Write out the entries verbatim and leave the images out of the copy.

== RECORD SET

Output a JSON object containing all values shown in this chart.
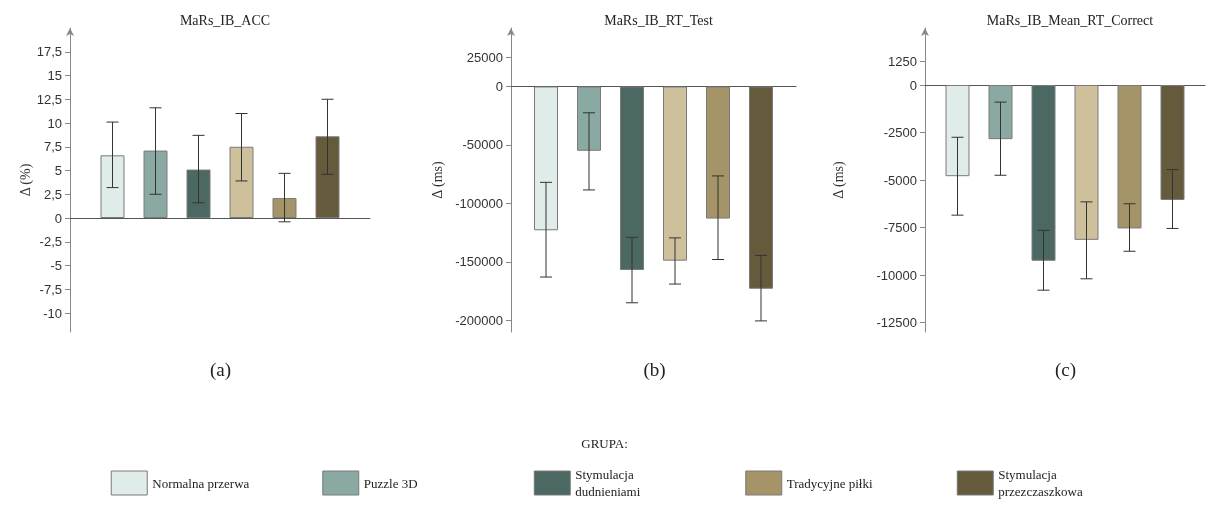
{
  "chart_data": [
    {
      "type": "bar",
      "title": "MaRs_IB_ACC",
      "ylabel": "Δ (%)",
      "categories": [
        null
      ],
      "legend": "bottom",
      "legend_title": "GRUPA:",
      "annotations": [
        "(a)"
      ],
      "ylim": [
        -12,
        20
      ],
      "yticks": [
        {
          "value": 17.5,
          "label": "17,5"
        },
        15,
        {
          "value": 12.5,
          "label": "12,5"
        },
        10,
        {
          "value": 7.5,
          "label": "7,5"
        },
        5,
        {
          "value": 2.5,
          "label": "2,5"
        },
        0,
        {
          "value": -2.5,
          "label": "-2,5"
        },
        -5,
        {
          "value": -7.5,
          "label": "-7,5"
        },
        -10
      ],
      "series": [
        {
          "name": "Normalna przerwa",
          "color": "#e0ece9",
          "values": [
            6.6
          ],
          "errors": [
            [
              3.2,
              10.1
            ]
          ]
        },
        {
          "name": "Puzzle 3D",
          "color": "#8aa9a2",
          "values": [
            7.1
          ],
          "errors": [
            [
              2.5,
              11.6
            ]
          ]
        },
        {
          "name": "Stymulacja dudnieniami",
          "color": "#4b6862",
          "values": [
            5.1
          ],
          "errors": [
            [
              1.6,
              8.7
            ]
          ]
        },
        {
          "color": "#cdc09a",
          "values": [
            7.5
          ],
          "errors": [
            [
              3.9,
              11
            ]
          ]
        },
        {
          "name": "Tradycyjne piłki",
          "color": "#a49468",
          "values": [
            2.1
          ],
          "errors": [
            [
              -0.4,
              4.7
            ]
          ]
        },
        {
          "name": "Stymulacja przezczaszkowa",
          "color": "#655a3c",
          "values": [
            8.6
          ],
          "errors": [
            [
              4.6,
              12.5
            ]
          ]
        }
      ]
    },
    {
      "type": "bar",
      "title": "MaRs_IB_RT_Test",
      "ylabel": "Δ (ms)",
      "categories": [
        null
      ],
      "annotations": [
        "(b)"
      ],
      "ylim": [
        -210000,
        50000
      ],
      "yticks": [
        25000,
        0,
        -50000,
        -100000,
        -150000,
        -200000
      ],
      "series": [
        {
          "color": "#e0ece9",
          "values": [
            -123000
          ],
          "errors": [
            [
              -163000,
              -82000
            ]
          ]
        },
        {
          "color": "#8aa9a2",
          "values": [
            -55000
          ],
          "errors": [
            [
              -88500,
              -22500
            ]
          ]
        },
        {
          "color": "#4b6862",
          "values": [
            -157000
          ],
          "errors": [
            [
              -185000,
              -129000
            ]
          ]
        },
        {
          "color": "#cdc09a",
          "values": [
            -149000
          ],
          "errors": [
            [
              -169000,
              -129500
            ]
          ]
        },
        {
          "color": "#a49468",
          "values": [
            -113000
          ],
          "errors": [
            [
              -148000,
              -76500
            ]
          ]
        },
        {
          "color": "#655a3c",
          "values": [
            -173000
          ],
          "errors": [
            [
              -200500,
              -144500
            ]
          ]
        }
      ]
    },
    {
      "type": "bar",
      "title": "MaRs_IB_Mean_RT_Correct",
      "ylabel": "Δ (ms)",
      "categories": [
        null
      ],
      "annotations": [
        "(c)"
      ],
      "ylim": [
        -13000,
        3000
      ],
      "yticks": [
        1250,
        0,
        -2500,
        -5000,
        -7500,
        -10000,
        -12500
      ],
      "series": [
        {
          "color": "#e0ece9",
          "values": [
            -4800
          ],
          "errors": [
            [
              -6850,
              -2750
            ]
          ]
        },
        {
          "color": "#8aa9a2",
          "values": [
            -2850
          ],
          "errors": [
            [
              -4750,
              -900
            ]
          ]
        },
        {
          "color": "#4b6862",
          "values": [
            -9250
          ],
          "errors": [
            [
              -10800,
              -7650
            ]
          ]
        },
        {
          "color": "#cdc09a",
          "values": [
            -8150
          ],
          "errors": [
            [
              -10200,
              -6150
            ]
          ]
        },
        {
          "color": "#a49468",
          "values": [
            -7550
          ],
          "errors": [
            [
              -8750,
              -6250
            ]
          ]
        },
        {
          "color": "#655a3c",
          "values": [
            -6050
          ],
          "errors": [
            [
              -7550,
              -4450
            ]
          ]
        }
      ]
    }
  ]
}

====

## COMPLETED EXERCISE
Output a JSON object containing all values shown in this chart.
{
  "chart_data": [
    {
      "type": "bar",
      "title": "MaRs_IB_ACC",
      "ylabel": "Δ (%)",
      "categories": [
        null
      ],
      "legend": "bottom",
      "legend_title": "GRUPA:",
      "annotations": [
        "(a)"
      ],
      "ylim": [
        -12,
        20
      ],
      "yticks": [
        {
          "value": 17.5,
          "label": "17,5"
        },
        15,
        {
          "value": 12.5,
          "label": "12,5"
        },
        10,
        {
          "value": 7.5,
          "label": "7,5"
        },
        5,
        {
          "value": 2.5,
          "label": "2,5"
        },
        0,
        {
          "value": -2.5,
          "label": "-2,5"
        },
        -5,
        {
          "value": -7.5,
          "label": "-7,5"
        },
        -10
      ],
      "series": [
        {
          "name": "Normalna przerwa",
          "color": "#e0ece9",
          "values": [
            6.6
          ],
          "errors": [
            [
              3.2,
              10.1
            ]
          ]
        },
        {
          "name": "Puzzle 3D",
          "color": "#8aa9a2",
          "values": [
            7.1
          ],
          "errors": [
            [
              2.5,
              11.6
            ]
          ]
        },
        {
          "name": "Stymulacja dudnieniami",
          "color": "#4b6862",
          "values": [
            5.1
          ],
          "errors": [
            [
              1.6,
              8.7
            ]
          ]
        },
        {
          "color": "#cdc09a",
          "values": [
            7.5
          ],
          "errors": [
            [
              3.9,
              11
            ]
          ]
        },
        {
          "name": "Tradycyjne piłki",
          "color": "#a49468",
          "values": [
            2.1
          ],
          "errors": [
            [
              -0.4,
              4.7
            ]
          ]
        },
        {
          "name": "Stymulacja przezczaszkowa",
          "color": "#655a3c",
          "values": [
            8.6
          ],
          "errors": [
            [
              4.6,
              12.5
            ]
          ]
        }
      ]
    },
    {
      "type": "bar",
      "title": "MaRs_IB_RT_Test",
      "ylabel": "Δ (ms)",
      "categories": [
        null
      ],
      "annotations": [
        "(b)"
      ],
      "ylim": [
        -210000,
        50000
      ],
      "yticks": [
        25000,
        0,
        -50000,
        -100000,
        -150000,
        -200000
      ],
      "series": [
        {
          "color": "#e0ece9",
          "values": [
            -123000
          ],
          "errors": [
            [
              -163000,
              -82000
            ]
          ]
        },
        {
          "color": "#8aa9a2",
          "values": [
            -55000
          ],
          "errors": [
            [
              -88500,
              -22500
            ]
          ]
        },
        {
          "color": "#4b6862",
          "values": [
            -157000
          ],
          "errors": [
            [
              -185000,
              -129000
            ]
          ]
        },
        {
          "color": "#cdc09a",
          "values": [
            -149000
          ],
          "errors": [
            [
              -169000,
              -129500
            ]
          ]
        },
        {
          "color": "#a49468",
          "values": [
            -113000
          ],
          "errors": [
            [
              -148000,
              -76500
            ]
          ]
        },
        {
          "color": "#655a3c",
          "values": [
            -173000
          ],
          "errors": [
            [
              -200500,
              -144500
            ]
          ]
        }
      ]
    },
    {
      "type": "bar",
      "title": "MaRs_IB_Mean_RT_Correct",
      "ylabel": "Δ (ms)",
      "categories": [
        null
      ],
      "annotations": [
        "(c)"
      ],
      "ylim": [
        -13000,
        3000
      ],
      "yticks": [
        1250,
        0,
        -2500,
        -5000,
        -7500,
        -10000,
        -12500
      ],
      "series": [
        {
          "color": "#e0ece9",
          "values": [
            -4800
          ],
          "errors": [
            [
              -6850,
              -2750
            ]
          ]
        },
        {
          "color": "#8aa9a2",
          "values": [
            -2850
          ],
          "errors": [
            [
              -4750,
              -900
            ]
          ]
        },
        {
          "color": "#4b6862",
          "values": [
            -9250
          ],
          "errors": [
            [
              -10800,
              -7650
            ]
          ]
        },
        {
          "color": "#cdc09a",
          "values": [
            -8150
          ],
          "errors": [
            [
              -10200,
              -6150
            ]
          ]
        },
        {
          "color": "#a49468",
          "values": [
            -7550
          ],
          "errors": [
            [
              -8750,
              -6250
            ]
          ]
        },
        {
          "color": "#655a3c",
          "values": [
            -6050
          ],
          "errors": [
            [
              -7550,
              -4450
            ]
          ]
        }
      ]
    }
  ]
}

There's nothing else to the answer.